Give the entries again exactly, every one of them.
------------------------------
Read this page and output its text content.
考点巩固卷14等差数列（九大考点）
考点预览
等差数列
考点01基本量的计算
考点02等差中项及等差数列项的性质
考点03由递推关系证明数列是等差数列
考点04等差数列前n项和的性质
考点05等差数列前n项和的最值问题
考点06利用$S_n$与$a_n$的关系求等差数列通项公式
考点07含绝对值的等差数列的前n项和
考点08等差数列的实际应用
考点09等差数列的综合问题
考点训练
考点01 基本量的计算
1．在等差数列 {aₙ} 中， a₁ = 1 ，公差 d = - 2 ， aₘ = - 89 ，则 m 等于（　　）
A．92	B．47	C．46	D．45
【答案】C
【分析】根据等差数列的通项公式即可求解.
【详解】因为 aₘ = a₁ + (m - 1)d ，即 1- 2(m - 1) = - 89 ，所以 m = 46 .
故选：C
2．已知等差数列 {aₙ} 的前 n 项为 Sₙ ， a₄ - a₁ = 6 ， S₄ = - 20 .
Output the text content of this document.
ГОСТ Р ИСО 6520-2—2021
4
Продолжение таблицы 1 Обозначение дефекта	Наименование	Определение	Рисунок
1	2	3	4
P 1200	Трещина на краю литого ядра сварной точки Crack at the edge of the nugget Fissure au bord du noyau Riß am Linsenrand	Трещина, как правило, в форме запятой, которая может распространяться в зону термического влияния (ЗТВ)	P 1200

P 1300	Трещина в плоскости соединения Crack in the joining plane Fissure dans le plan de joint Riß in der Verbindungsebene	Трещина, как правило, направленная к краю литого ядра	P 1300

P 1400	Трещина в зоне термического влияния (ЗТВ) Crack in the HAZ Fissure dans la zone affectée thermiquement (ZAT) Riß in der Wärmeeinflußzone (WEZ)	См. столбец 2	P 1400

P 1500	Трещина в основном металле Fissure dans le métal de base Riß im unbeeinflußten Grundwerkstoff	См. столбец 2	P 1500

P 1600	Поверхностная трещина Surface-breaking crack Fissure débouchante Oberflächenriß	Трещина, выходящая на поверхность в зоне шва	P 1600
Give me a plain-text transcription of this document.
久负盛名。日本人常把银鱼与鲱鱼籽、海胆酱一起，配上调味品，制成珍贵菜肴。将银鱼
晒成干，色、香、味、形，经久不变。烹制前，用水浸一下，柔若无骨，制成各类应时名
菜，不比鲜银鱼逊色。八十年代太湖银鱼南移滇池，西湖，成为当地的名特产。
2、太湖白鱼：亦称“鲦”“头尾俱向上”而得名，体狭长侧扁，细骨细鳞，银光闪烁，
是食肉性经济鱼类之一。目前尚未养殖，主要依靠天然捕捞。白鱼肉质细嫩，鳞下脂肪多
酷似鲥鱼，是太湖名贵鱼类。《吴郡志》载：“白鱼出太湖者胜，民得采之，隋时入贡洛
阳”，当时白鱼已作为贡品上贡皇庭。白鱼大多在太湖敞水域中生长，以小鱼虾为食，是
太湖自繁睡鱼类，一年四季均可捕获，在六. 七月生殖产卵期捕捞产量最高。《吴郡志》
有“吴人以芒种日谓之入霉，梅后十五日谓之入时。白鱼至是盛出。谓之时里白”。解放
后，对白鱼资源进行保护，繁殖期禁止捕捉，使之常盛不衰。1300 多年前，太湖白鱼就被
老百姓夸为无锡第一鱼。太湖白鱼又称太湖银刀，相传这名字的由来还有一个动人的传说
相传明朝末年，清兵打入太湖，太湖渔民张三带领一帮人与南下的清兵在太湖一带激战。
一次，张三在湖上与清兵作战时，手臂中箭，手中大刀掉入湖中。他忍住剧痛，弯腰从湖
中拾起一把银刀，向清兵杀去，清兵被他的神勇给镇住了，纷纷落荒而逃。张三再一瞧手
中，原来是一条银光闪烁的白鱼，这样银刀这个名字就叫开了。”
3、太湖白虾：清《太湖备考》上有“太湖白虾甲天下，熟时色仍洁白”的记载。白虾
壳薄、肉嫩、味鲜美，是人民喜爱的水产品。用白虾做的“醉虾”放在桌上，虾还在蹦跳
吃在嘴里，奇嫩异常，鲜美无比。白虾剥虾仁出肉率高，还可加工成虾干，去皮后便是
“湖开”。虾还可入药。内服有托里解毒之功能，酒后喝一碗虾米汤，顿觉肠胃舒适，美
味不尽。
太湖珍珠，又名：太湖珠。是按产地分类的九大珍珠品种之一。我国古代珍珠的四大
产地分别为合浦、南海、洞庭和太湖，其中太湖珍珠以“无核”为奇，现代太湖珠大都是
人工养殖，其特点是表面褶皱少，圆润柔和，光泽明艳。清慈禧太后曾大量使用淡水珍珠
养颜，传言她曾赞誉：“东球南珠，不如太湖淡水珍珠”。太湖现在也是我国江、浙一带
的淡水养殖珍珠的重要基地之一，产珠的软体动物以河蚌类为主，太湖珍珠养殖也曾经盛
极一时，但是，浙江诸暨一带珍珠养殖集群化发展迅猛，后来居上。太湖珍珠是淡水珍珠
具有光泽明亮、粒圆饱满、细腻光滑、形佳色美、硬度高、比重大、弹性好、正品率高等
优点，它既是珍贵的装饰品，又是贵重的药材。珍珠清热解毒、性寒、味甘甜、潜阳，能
------------------------------
§ **Solution to this exercise**:
Read this page and output its text content.
考点巩固卷14等差数列（九大考点）
考点预览
等差数列
考点01基本量的计算
考点02等差中项及等差数列项的性质
考点03由递推关系证明数列是等差数列
考点04等差数列前n项和的性质
考点05等差数列前n项和的最值问题
考点06利用$S_n$与$a_n$的关系求等差数列通项公式
考点07含绝对值的等差数列的前n项和
考点08等差数列的实际应用
考点09等差数列的综合问题
考点训练
考点01 基本量的计算
1．在等差数列 {aₙ} 中， a₁ = 1 ，公差 d = - 2 ， aₘ = - 89 ，则 m 等于（　　）
A．92	B．47	C．46	D．45
【答案】C
【分析】根据等差数列的通项公式即可求解.
【详解】因为 aₘ = a₁ + (m - 1)d ，即 1- 2(m - 1) = - 89 ，所以 m = 46 .
故选：C
2．已知等差数列 {aₙ} 的前 n 项为 Sₙ ， a₄ - a₁ = 6 ， S₄ = - 20 .
Output the text content of this document.
ГОСТ Р ИСО 6520-2—2021
4
Продолжение таблицы 1 Обозначение дефекта	Наименование	Определение	Рисунок
1	2	3	4
P 1200	Трещина на краю литого ядра сварной точки Crack at the edge of the nugget Fissure au bord du noyau Riß am Linsenrand	Трещина, как правило, в форме запятой, которая может распространяться в зону термического влияния (ЗТВ)	P 1200

P 1300	Трещина в плоскости соединения Crack in the joining plane Fissure dans le plan de joint Riß in der Verbindungsebene	Трещина, как правило, направленная к краю литого ядра	P 1300

P 1400	Трещина в зоне термического влияния (ЗТВ) Crack in the HAZ Fissure dans la zone affectée thermiquement (ZAT) Riß in der Wärmeeinflußzone (WEZ)	См. столбец 2	P 1400

P 1500	Трещина в основном металле Fissure dans le métal de base Riß im unbeeinflußten Grundwerkstoff	См. столбец 2	P 1500

P 1600	Поверхностная трещина Surface-breaking crack Fissure débouchante Oberflächenriß	Трещина, выходящая на поверхность в зоне шва	P 1600
Give me a plain-text transcription of this document.
久负盛名。日本人常把银鱼与鲱鱼籽、海胆酱一起，配上调味品，制成珍贵菜肴。将银鱼
晒成干，色、香、味、形，经久不变。烹制前，用水浸一下，柔若无骨，制成各类应时名
菜，不比鲜银鱼逊色。八十年代太湖银鱼南移滇池，西湖，成为当地的名特产。
2、太湖白鱼：亦称“鲦”“头尾俱向上”而得名，体狭长侧扁，细骨细鳞，银光闪烁，
是食肉性经济鱼类之一。目前尚未养殖，主要依靠天然捕捞。白鱼肉质细嫩，鳞下脂肪多
酷似鲥鱼，是太湖名贵鱼类。《吴郡志》载：“白鱼出太湖者胜，民得采之，隋时入贡洛
阳”，当时白鱼已作为贡品上贡皇庭。白鱼大多在太湖敞水域中生长，以小鱼虾为食，是
太湖自繁睡鱼类，一年四季均可捕获，在六. 七月生殖产卵期捕捞产量最高。《吴郡志》
有“吴人以芒种日谓之入霉，梅后十五日谓之入时。白鱼至是盛出。谓之时里白”。解放
后，对白鱼资源进行保护，繁殖期禁止捕捉，使之常盛不衰。1300 多年前，太湖白鱼就被
老百姓夸为无锡第一鱼。太湖白鱼又称太湖银刀，相传这名字的由来还有一个动人的传说
相传明朝末年，清兵打入太湖，太湖渔民张三带领一帮人与南下的清兵在太湖一带激战。
一次，张三在湖上与清兵作战时，手臂中箭，手中大刀掉入湖中。他忍住剧痛，弯腰从湖
中拾起一把银刀，向清兵杀去，清兵被他的神勇给镇住了，纷纷落荒而逃。张三再一瞧手
中，原来是一条银光闪烁的白鱼，这样银刀这个名字就叫开了。”
3、太湖白虾：清《太湖备考》上有“太湖白虾甲天下，熟时色仍洁白”的记载。白虾
壳薄、肉嫩、味鲜美，是人民喜爱的水产品。用白虾做的“醉虾”放在桌上，虾还在蹦跳
吃在嘴里，奇嫩异常，鲜美无比。白虾剥虾仁出肉率高，还可加工成虾干，去皮后便是
“湖开”。虾还可入药。内服有托里解毒之功能，酒后喝一碗虾米汤，顿觉肠胃舒适，美
味不尽。
太湖珍珠，又名：太湖珠。是按产地分类的九大珍珠品种之一。我国古代珍珠的四大
产地分别为合浦、南海、洞庭和太湖，其中太湖珍珠以“无核”为奇，现代太湖珠大都是
人工养殖，其特点是表面褶皱少，圆润柔和，光泽明艳。清慈禧太后曾大量使用淡水珍珠
养颜，传言她曾赞誉：“东球南珠，不如太湖淡水珍珠”。太湖现在也是我国江、浙一带
的淡水养殖珍珠的重要基地之一，产珠的软体动物以河蚌类为主，太湖珍珠养殖也曾经盛
极一时，但是，浙江诸暨一带珍珠养殖集群化发展迅猛，后来居上。太湖珍珠是淡水珍珠
具有光泽明亮、粒圆饱满、细腻光滑、形佳色美、硬度高、比重大、弹性好、正品率高等
优点，它既是珍贵的装饰品，又是贵重的药材。珍珠清热解毒、性寒、味甘甜、潜阳，能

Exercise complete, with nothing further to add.